* **Document passage**:

>>>>

I began to notice that in everything that I tried to do on my own, either failed, it didn't last long, wasn't prosperous, was put off, I got lazy, discouraged, exhausted, worn-out, tired, stressed, and suffered with anxiety. I tried to rearrange, organize, and plan things on my own and then prayed about it and asked God to bless what I planned even if it wasn't in His will. I didn't invite the Lord into my plans until the plans were made and then tried to stamp His name on it, claiming that He would bless it and that He did it. This totally was a lie that I professed to myself.

But God is so faithful and so consistent that He waited for me to give everything to Him, through the trials that I allowed to manifest in my life He wanted to take away the load, and He did! He released me from the burdens that I tried and failed to carry on my own. At that point, which was my breaking point, I finally realized that I can not control everything, I am not the creator and neither do I know the ending plot to my life, only God knows the beginning to the end, &if He can form and shape me into His image and likeness, then He can provide all of my needs. All we have to do is stand in position to be used by God, and know that He is in control of everything!


"Sometimes we idolize ourselves by being a god of our own lives especially when we don't give everything to God the Father! " When its not glorifying Him, it's glorifying you, when He isn't in it, it will never prosper the way it was meant to.

<<<<

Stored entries
>>>>

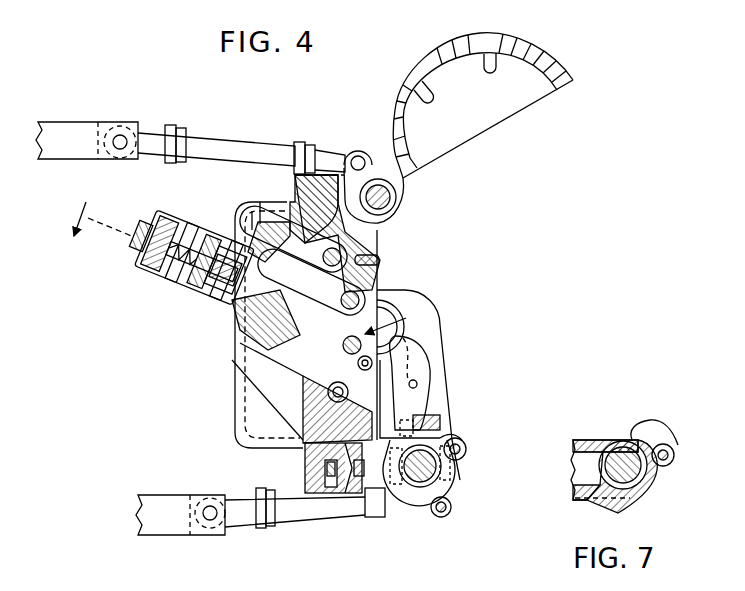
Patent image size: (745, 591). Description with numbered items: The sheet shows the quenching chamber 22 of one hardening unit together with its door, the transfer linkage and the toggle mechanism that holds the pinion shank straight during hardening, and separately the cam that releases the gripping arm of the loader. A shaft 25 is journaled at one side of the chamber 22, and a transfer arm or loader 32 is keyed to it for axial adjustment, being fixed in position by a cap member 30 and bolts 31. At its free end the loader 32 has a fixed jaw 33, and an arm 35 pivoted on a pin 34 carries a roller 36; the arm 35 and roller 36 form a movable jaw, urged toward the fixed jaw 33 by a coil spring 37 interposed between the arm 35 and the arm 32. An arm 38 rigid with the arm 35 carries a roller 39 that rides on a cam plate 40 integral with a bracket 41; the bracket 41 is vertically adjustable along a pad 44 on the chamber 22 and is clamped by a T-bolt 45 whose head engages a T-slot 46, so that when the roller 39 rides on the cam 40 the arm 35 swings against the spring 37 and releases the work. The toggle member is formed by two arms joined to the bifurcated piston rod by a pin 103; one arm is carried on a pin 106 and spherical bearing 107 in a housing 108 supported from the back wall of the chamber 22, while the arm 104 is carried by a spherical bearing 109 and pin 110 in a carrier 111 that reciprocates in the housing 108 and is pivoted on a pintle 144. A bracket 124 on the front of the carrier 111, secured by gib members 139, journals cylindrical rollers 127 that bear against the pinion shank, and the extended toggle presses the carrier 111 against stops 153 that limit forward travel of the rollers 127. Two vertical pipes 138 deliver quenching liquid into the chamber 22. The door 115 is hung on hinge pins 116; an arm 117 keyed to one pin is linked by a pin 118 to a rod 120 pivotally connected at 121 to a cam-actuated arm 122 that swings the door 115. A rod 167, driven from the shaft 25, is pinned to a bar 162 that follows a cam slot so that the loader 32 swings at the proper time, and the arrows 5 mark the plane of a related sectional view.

In FIG. 4, the section line 5- 5 is at (230, 274).
In FIG. 4, the quenching chamber 22 is at (247, 419).
In FIG. 4, the shaft 25 is at (423, 507).
In FIG. 7, the shaft 25 is at (619, 450).
In FIG. 4, the cap member 30 is at (411, 503).
In FIG. 4, the bolts 31 is at (452, 470).
In FIG. 4, the transfer arm or loader 32 is at (440, 375).
In FIG. 4, the fixed jaw 33 is at (390, 327).
In FIG. 4, the pin 34 is at (416, 382).
In FIG. 4, the arm 35 is at (410, 403).
In FIG. 4, the roller 36 is at (357, 364).
In FIG. 4, the coil spring 37 is at (438, 421).
In FIG. 4, the arm 38 is at (452, 438).
In FIG. 7, the arm 38 is at (650, 428).
In FIG. 4, the roller 39 is at (467, 452).
In FIG. 7, the roller 39 is at (675, 456).
In FIG. 4, the cam plate 40 is at (436, 516).
In FIG. 7, the cam plate 40 is at (629, 509).
In FIG. 4, the bracket 41 is at (368, 512).
In FIG. 7, the bracket 41 is at (575, 501).
In FIG. 4, the pad 44 is at (306, 478).
In FIG. 4, the T-bolt 45 is at (351, 469).
In FIG. 4, the T-slot 46 is at (320, 516).
In FIG. 4, the pin 103 is at (197, 298).
In FIG. 4, the arm 104 is at (188, 245).
In FIG. 4, the pin 106 is at (148, 270).
In FIG. 4, the spherical bearing 107 is at (148, 230).
In FIG. 4, the housing 108 is at (170, 292).
In FIG. 4, the spherical bearing 109 is at (230, 305).
In FIG. 4, the pin 110 is at (263, 204).
In FIG. 4, the carrier 111 is at (303, 205).
In FIG. 4, the door 115 is at (543, 56).
In FIG. 4, the hinge pins 116 is at (396, 196).
In FIG. 4, the arm 117 is at (359, 157).
In FIG. 4, the pin 118 is at (345, 168).
In FIG. 4, the rod 120 is at (234, 150).
In FIG. 4, the pivotal connection 121 is at (121, 137).
In FIG. 4, the arm 122 is at (85, 148).
In FIG. 4, the bracket 124 is at (352, 296).
In FIG. 4, the cylindrical rollers 127 is at (379, 283).
In FIG. 4, the vertical pipes 138 is at (379, 262).
In FIG. 4, the gib members 139 is at (427, 582).
In FIG. 4, the pintle 144 is at (335, 250).
In FIG. 4, the stops 153 is at (336, 340).
In FIG. 4, the rod or bar 162 is at (173, 527).
In FIG. 4, the rod 167 is at (290, 534).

<<<<

* **Written request**: Please update the testimony by writing out everything from "But God is so" down to "control of everything!" with "breaking point" changed to "turning point". These items are separate material that stands apart from the testimony.

* **Correct output**:
But God is so faithful and so consistent that He waited for me to give everything to Him, through the trials that I allowed to manifest in my life He wanted to take away the load, and He did! He released me from the burdens that I tried and failed to carry on my own. At that point, which was my turning point, I finally realized that I can not control everything, I am not the creator and neither do I know the ending plot to my life, only God knows the beginning to the end, &if He can form and shape me into His image and likeness, then He can provide all of my needs. All we have to do is stand in position to be used by God, and know that He is in control of everything!